Going with Patrick87's hash idea, here's a practical construction that almost meets your requirements — the probability of falsely mistaking a new value for an old one is not quite zero, but can be easily made negligibly small.

Choose the parameters $n$ and $k$; practical values might be, say, $n = 128$ and $k = 16$. Let $H$ be a secure cryptographic hash function producing (at least) $n+k$ bits of output.

Let $a$ be an array of $2^k$ $n$-bit bitstrings. This array stores the state of the filter, using a total of $n2^k$ bits. (It does not particularly matter how this array is initialized; we can just fill it with zeros, or with random bits.)

• To add a new value $x$ to the filter, calculate $i \,\|\, j = H(x)$, where $i$ denotes the first $k$ bits and $j$ denotes the following $n$ bits of $H(x)$. Let $a_{i} = j$.

• To test whether a value $x'$ has been added to the filter, calculate $i' \,\|\, j' = H(x')$, as above, and check whether $a_{i'} = j'$. If yes, return true; otherwise return false.

Claim 1: The probability of a false positive (= new value falsely claimed to have been seen) is $1/2^{n+k}$. This can be made arbitrarily small, at a modest cost in storage space, by increasing $n$; in particular, for $n \ge 128$, this probability is essentially negligible, being, in practice, much smaller than the probability of a false positive due to a hardware malfunction.

**Record list:**
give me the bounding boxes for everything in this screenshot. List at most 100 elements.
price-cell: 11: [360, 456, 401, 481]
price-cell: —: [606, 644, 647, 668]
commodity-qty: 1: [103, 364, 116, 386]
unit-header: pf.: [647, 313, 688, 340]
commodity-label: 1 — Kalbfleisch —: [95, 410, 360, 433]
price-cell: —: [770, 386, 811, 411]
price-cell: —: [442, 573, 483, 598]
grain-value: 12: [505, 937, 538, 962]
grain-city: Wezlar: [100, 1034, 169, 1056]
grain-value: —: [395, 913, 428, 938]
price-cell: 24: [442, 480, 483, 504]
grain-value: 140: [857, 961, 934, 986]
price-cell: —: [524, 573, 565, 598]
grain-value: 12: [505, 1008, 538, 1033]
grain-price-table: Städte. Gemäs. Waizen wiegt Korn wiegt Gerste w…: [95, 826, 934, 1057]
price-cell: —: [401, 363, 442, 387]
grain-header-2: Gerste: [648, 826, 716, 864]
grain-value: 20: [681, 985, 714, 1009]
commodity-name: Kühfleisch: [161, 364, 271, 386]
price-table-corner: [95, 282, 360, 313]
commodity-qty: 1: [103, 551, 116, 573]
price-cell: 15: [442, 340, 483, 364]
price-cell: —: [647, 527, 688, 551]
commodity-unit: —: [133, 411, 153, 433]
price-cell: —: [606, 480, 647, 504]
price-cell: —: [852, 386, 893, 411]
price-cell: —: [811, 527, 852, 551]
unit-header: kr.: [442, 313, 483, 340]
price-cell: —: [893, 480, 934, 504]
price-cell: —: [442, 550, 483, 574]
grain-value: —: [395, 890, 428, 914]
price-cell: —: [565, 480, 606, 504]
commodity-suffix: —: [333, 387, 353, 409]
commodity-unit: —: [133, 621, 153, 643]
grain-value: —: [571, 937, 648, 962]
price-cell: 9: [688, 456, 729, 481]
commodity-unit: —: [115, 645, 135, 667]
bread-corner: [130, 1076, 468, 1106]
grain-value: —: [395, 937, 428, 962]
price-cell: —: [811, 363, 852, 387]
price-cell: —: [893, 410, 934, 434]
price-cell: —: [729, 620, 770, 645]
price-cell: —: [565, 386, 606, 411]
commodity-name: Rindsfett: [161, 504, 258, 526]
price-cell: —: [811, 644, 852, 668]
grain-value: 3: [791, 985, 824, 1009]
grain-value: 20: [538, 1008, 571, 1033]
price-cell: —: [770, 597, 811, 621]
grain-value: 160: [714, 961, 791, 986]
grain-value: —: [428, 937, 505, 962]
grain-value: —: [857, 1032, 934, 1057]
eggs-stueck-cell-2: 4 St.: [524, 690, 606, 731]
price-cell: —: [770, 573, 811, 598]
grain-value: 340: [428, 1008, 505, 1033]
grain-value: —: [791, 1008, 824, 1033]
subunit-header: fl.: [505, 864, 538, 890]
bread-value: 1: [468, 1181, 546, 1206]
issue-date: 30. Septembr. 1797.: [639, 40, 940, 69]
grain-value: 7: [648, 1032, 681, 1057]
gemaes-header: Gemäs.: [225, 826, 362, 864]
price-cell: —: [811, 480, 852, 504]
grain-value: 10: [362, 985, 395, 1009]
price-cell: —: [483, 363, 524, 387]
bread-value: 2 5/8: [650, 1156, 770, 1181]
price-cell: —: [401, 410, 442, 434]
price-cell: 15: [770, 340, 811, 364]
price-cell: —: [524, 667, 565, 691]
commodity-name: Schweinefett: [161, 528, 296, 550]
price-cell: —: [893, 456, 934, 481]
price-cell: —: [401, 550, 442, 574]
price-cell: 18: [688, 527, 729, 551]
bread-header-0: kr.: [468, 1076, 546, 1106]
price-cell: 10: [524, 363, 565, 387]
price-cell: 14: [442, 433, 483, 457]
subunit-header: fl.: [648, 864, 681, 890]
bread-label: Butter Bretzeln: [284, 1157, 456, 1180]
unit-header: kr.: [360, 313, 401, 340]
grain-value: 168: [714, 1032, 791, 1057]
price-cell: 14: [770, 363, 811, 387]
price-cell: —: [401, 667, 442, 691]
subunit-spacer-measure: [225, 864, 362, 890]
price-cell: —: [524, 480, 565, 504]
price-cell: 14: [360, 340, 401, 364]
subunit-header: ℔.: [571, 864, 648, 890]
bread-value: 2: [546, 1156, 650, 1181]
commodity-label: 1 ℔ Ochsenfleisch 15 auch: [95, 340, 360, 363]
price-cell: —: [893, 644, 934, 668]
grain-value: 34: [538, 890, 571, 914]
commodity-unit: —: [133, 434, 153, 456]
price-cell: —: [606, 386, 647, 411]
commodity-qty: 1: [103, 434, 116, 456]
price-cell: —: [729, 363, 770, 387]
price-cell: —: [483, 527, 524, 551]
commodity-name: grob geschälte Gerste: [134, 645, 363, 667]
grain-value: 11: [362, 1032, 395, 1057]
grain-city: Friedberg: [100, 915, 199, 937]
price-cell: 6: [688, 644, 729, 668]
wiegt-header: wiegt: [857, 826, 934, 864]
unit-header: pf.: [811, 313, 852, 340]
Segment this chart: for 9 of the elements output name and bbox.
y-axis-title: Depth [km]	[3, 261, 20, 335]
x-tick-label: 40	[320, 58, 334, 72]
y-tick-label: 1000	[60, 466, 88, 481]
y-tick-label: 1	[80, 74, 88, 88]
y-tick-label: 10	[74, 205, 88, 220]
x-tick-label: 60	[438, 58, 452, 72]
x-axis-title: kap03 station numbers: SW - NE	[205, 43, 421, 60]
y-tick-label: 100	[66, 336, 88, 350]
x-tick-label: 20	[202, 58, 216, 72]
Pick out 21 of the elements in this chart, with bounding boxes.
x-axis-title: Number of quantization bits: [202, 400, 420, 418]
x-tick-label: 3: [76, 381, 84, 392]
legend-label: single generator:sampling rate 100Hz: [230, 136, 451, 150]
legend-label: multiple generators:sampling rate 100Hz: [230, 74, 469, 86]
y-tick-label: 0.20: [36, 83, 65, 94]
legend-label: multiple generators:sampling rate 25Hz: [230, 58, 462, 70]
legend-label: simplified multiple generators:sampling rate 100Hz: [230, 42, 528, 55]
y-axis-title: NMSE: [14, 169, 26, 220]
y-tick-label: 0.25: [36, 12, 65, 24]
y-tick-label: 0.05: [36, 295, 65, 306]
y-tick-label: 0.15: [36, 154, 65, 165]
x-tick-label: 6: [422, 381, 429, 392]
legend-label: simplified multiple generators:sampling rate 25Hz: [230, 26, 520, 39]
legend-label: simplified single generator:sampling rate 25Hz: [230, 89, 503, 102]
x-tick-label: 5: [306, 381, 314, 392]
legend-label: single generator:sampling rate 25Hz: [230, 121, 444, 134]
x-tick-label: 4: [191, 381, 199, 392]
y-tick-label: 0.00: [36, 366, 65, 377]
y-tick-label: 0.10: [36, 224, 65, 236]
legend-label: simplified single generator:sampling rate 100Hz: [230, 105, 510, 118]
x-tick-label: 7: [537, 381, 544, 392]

**The problem:** In the hash filter text, what practical values are suggested for n and k? Rely only on the hash filter text, not on the records.

**Solution below:** n = 128 and k = 16.